This article discusses topics related to the environment of Pakistan.

Biota

Climate

Geography

Water

Climate change

Pollution
Pollution is the introduction of contaminants into the natural environment that cause adverse change. Pollution can take the form of chemical substances or energy, such as noise, heat or light. Pollutants, the components of pollution, can be either foreign substances/energies or naturally occurring contaminants. Pollution is often classed as point source or nonpoint source pollution.

Coast Pollution
Pakistan's coastline, which stretches over 1,046 km, is facing severe pollution due  to a combination of industrial, port, municipal, and transportation activities in the area.  The coastline is being overwhelmed with water-borne pollution being discharged in the  shipping process into the marine environment. A recent study found that some of the  marine life was contaminated with lead, which if consumed by humans through seafood, has been linked to anemia, kidney failure and brain damage. In fact, the study also discovered that even the mangrove forests protecting the feeder creeks from sea erosion  as well as a source of sustenance for fishermen are threatened by this pollution.

◆ ◆ ◆ ◆ ◆

WORK TO COMPLETE >>
**1)** How long is Pakistan's coastline, according to the text on Pakistan's environment?
**2)** Duplicate the lines of the records between the line holding "354, 993, 435]" and the line holding "33, 1331, 1128]", inclusive, without changing anything.

◆ ◆ ◆ ◆ ◆

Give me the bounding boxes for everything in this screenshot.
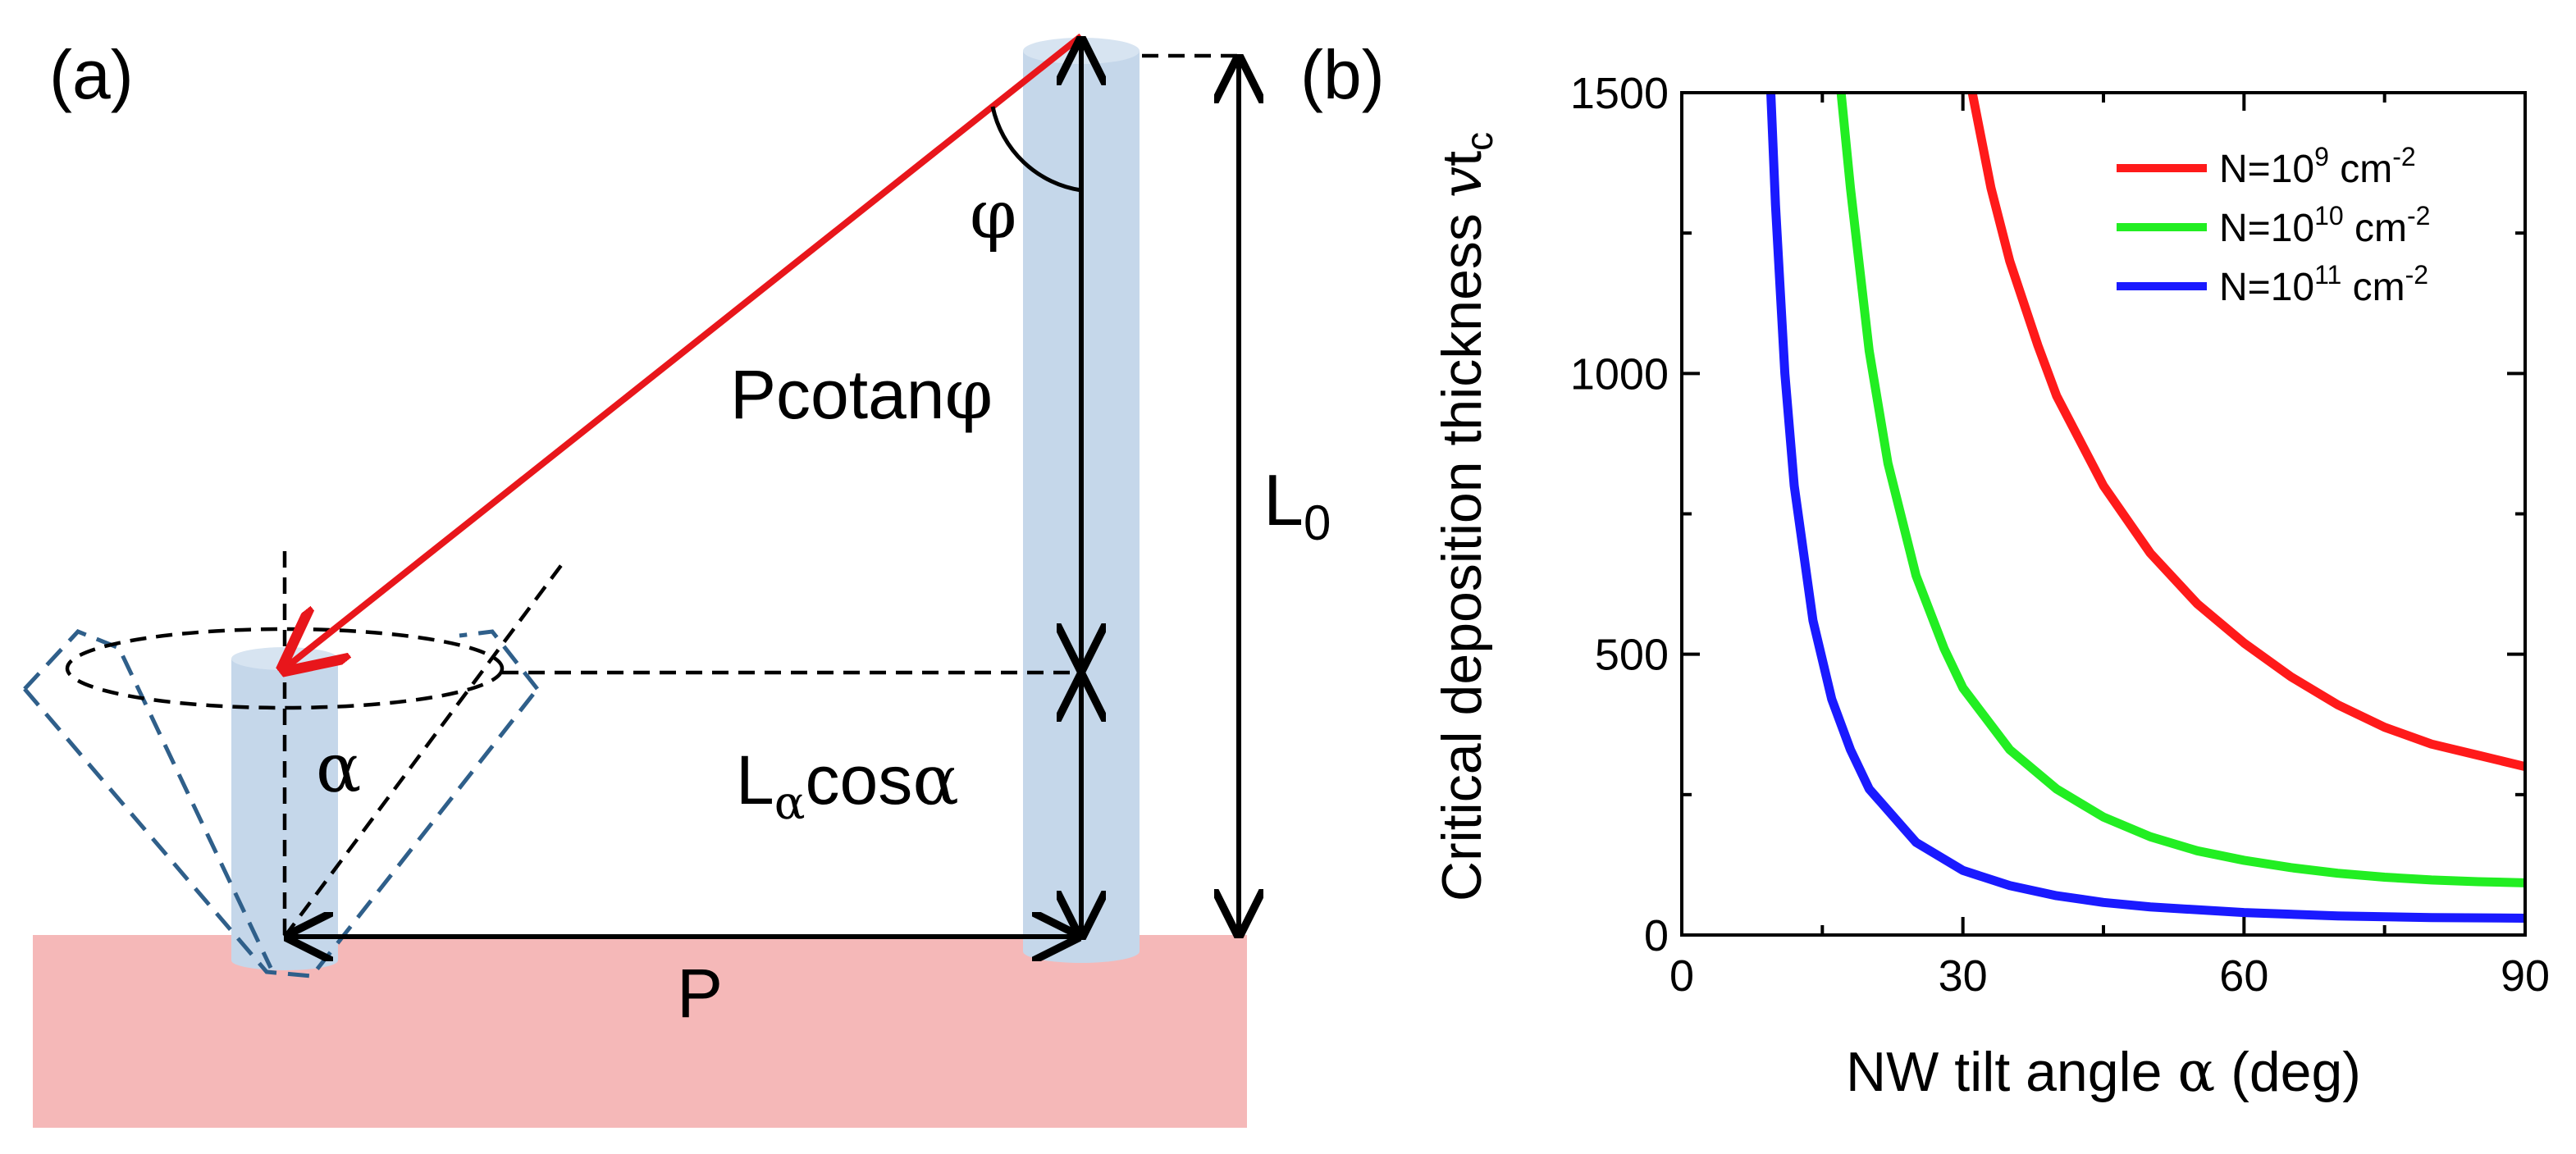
pcotan-label: Pcotanφ	[730, 354, 993, 435]
p-label: P	[677, 955, 723, 1032]
panel-a-label: (a)	[49, 36, 134, 113]
phi-label: φ	[970, 176, 1016, 254]
legend: N=109 cm-2 N=1010 cm-2 N=1011 cm-2	[2117, 142, 2430, 309]
series-line-2	[1836, 93, 2525, 887]
y-tick-label: 0	[1644, 911, 1669, 960]
x-tick-label: 0	[1669, 951, 1694, 1001]
lcos-label: Lαcosα	[736, 740, 959, 830]
panel-b-label: (b)	[1300, 36, 1385, 113]
legend-label-1: N=109 cm-2	[2219, 142, 2416, 191]
phi-angle-arc	[990, 106, 1082, 193]
legend-label-3: N=1011 cm-2	[2219, 260, 2428, 309]
x-tick-label: 30	[1939, 951, 1988, 1001]
l0-label: L0	[1263, 459, 1331, 550]
substrate	[33, 935, 1247, 1128]
x-axis-label: NW tilt angle α (deg)	[1846, 1040, 2361, 1105]
x-tick-label: 60	[2219, 951, 2268, 1001]
legend-label-2: N=1010 cm-2	[2219, 201, 2430, 250]
x-tick-label: 90	[2501, 951, 2550, 1001]
incident-ray-arrow	[285, 33, 1084, 668]
series-line-1	[1967, 93, 2525, 772]
series-line-3	[1766, 93, 2525, 923]
axes-layer: 0 30 60 90 0 500 1000 1500	[1570, 69, 2550, 1001]
panel-a-diagram: (a)	[23, 33, 1331, 1128]
rotation-cone	[23, 629, 539, 978]
dimension-arrows	[289, 41, 1239, 937]
alpha-label: α	[316, 730, 361, 808]
panel-b-chart: (b) 0 30 60 90 0 500 1000 1500 Critical deposit…	[1300, 36, 2550, 1105]
series-layer	[1766, 93, 2525, 923]
y-tick-label: 500	[1595, 631, 1669, 680]
y-axis-label: Critical deposition thickness vtc	[1430, 132, 1500, 901]
y-tick-label: 1500	[1570, 69, 1669, 118]
y-tick-label: 1000	[1570, 349, 1669, 399]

◆ ◆ ◆ ◆ ◆

RESULTS FOR EACH TASK >>
**1)** Over 1,046 km.

**2)**
pcotan-label: Pcotanφ	[730, 354, 993, 435]
p-label: P	[677, 955, 723, 1032]
panel-a-label: (a)	[49, 36, 134, 113]
phi-label: φ	[970, 176, 1016, 254]
legend: N=109 cm-2 N=1010 cm-2 N=1011 cm-2	[2117, 142, 2430, 309]
series-line-2	[1836, 93, 2525, 887]
y-tick-label: 0	[1644, 911, 1669, 960]
x-tick-label: 0	[1669, 951, 1694, 1001]
lcos-label: Lαcosα	[736, 740, 959, 830]
panel-b-label: (b)	[1300, 36, 1385, 113]
legend-label-1: N=109 cm-2	[2219, 142, 2416, 191]
phi-angle-arc	[990, 106, 1082, 193]
legend-label-3: N=1011 cm-2	[2219, 260, 2428, 309]
x-tick-label: 30	[1939, 951, 1988, 1001]
l0-label: L0	[1263, 459, 1331, 550]
substrate	[33, 935, 1247, 1128]
x-axis-label: NW tilt angle α (deg)	[1846, 1040, 2361, 1105]
x-tick-label: 60	[2219, 951, 2268, 1001]
legend-label-2: N=1010 cm-2	[2219, 201, 2430, 250]
x-tick-label: 90	[2501, 951, 2550, 1001]
incident-ray-arrow	[285, 33, 1084, 668]
series-line-1	[1967, 93, 2525, 772]
series-line-3	[1766, 93, 2525, 923]
axes-layer: 0 30 60 90 0 500 1000 1500	[1570, 69, 2550, 1001]
panel-a-diagram: (a)	[23, 33, 1331, 1128]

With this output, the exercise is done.